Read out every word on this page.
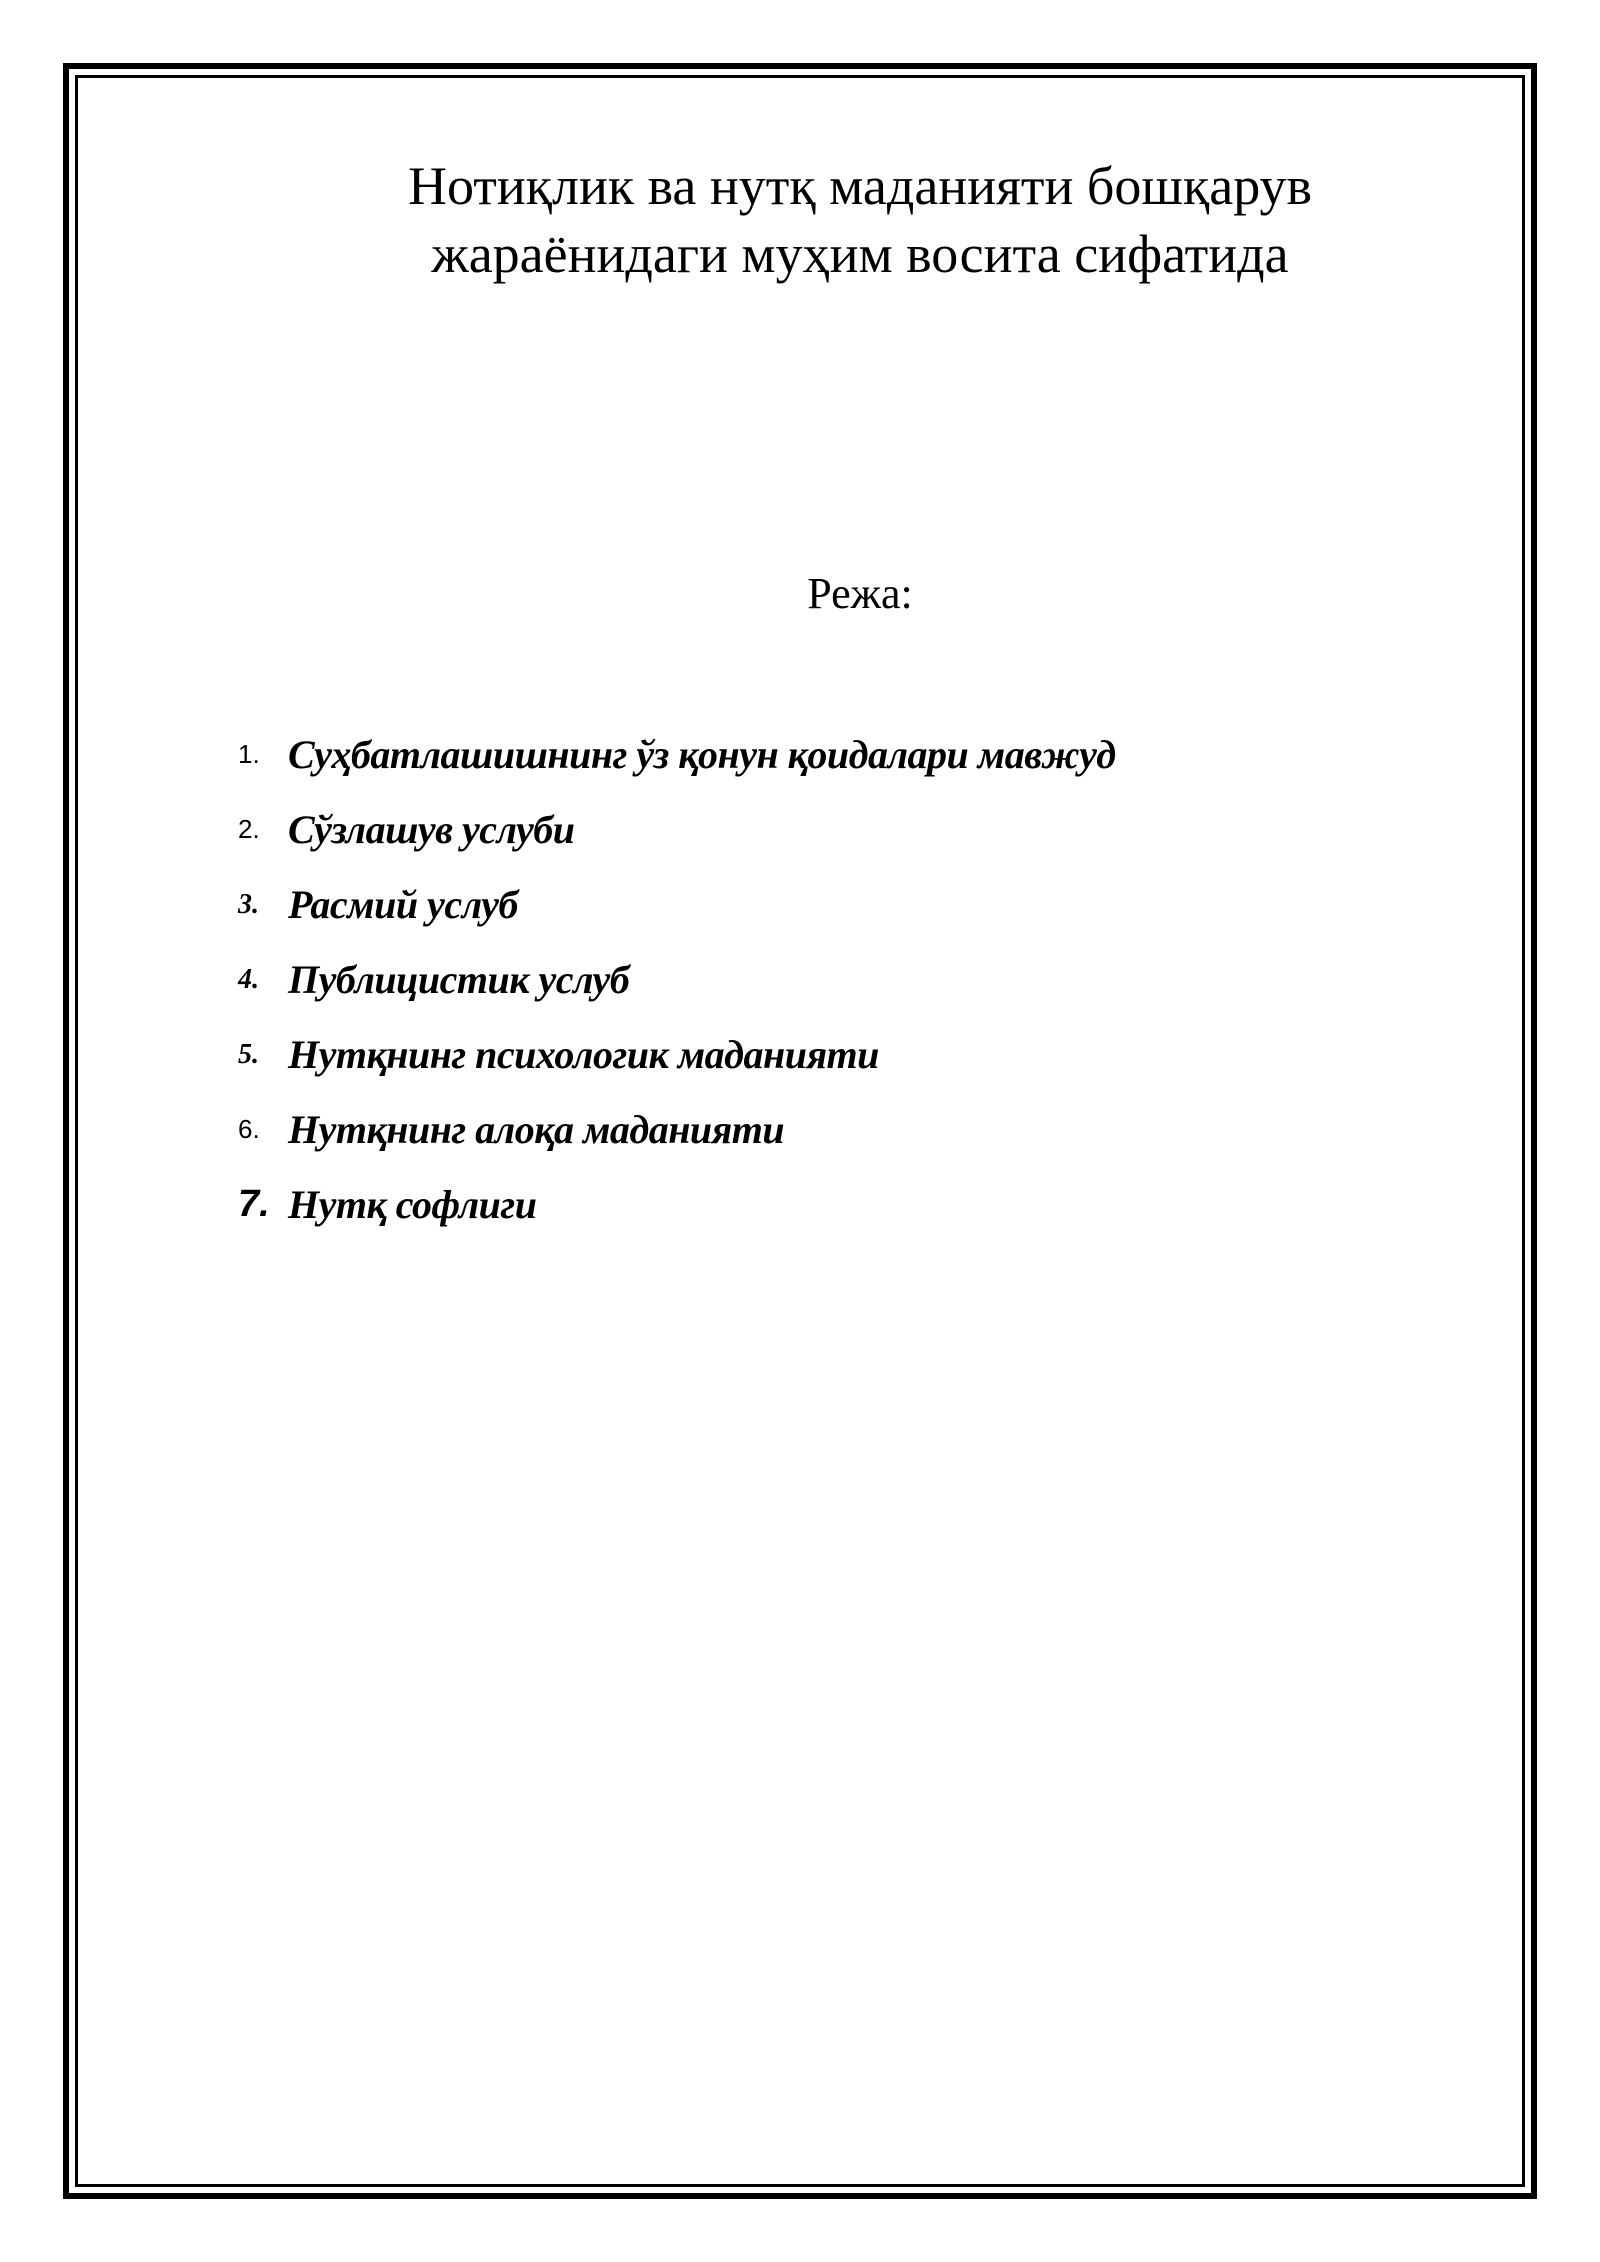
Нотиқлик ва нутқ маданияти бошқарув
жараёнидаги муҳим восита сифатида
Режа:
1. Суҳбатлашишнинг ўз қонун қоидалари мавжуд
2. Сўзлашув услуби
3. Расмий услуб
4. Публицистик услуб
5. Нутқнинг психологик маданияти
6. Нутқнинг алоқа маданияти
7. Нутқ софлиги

+ + + +

§ REQUIRED WORK
Take the records above and transcribe them exactly, dropping every picture.

§ FINAL ANSWER
Read out every word on this page.
Нотиқлик ва нутқ маданияти бошқарув
жараёнидаги муҳим восита сифатида
Режа:
1. Суҳбатлашишнинг ўз қонун қоидалари мавжуд
2. Сўзлашув услуби
3. Расмий услуб
4. Публицистик услуб
5. Нутқнинг психологик маданияти
6. Нутқнинг алоқа маданияти
7. Нутқ софлиги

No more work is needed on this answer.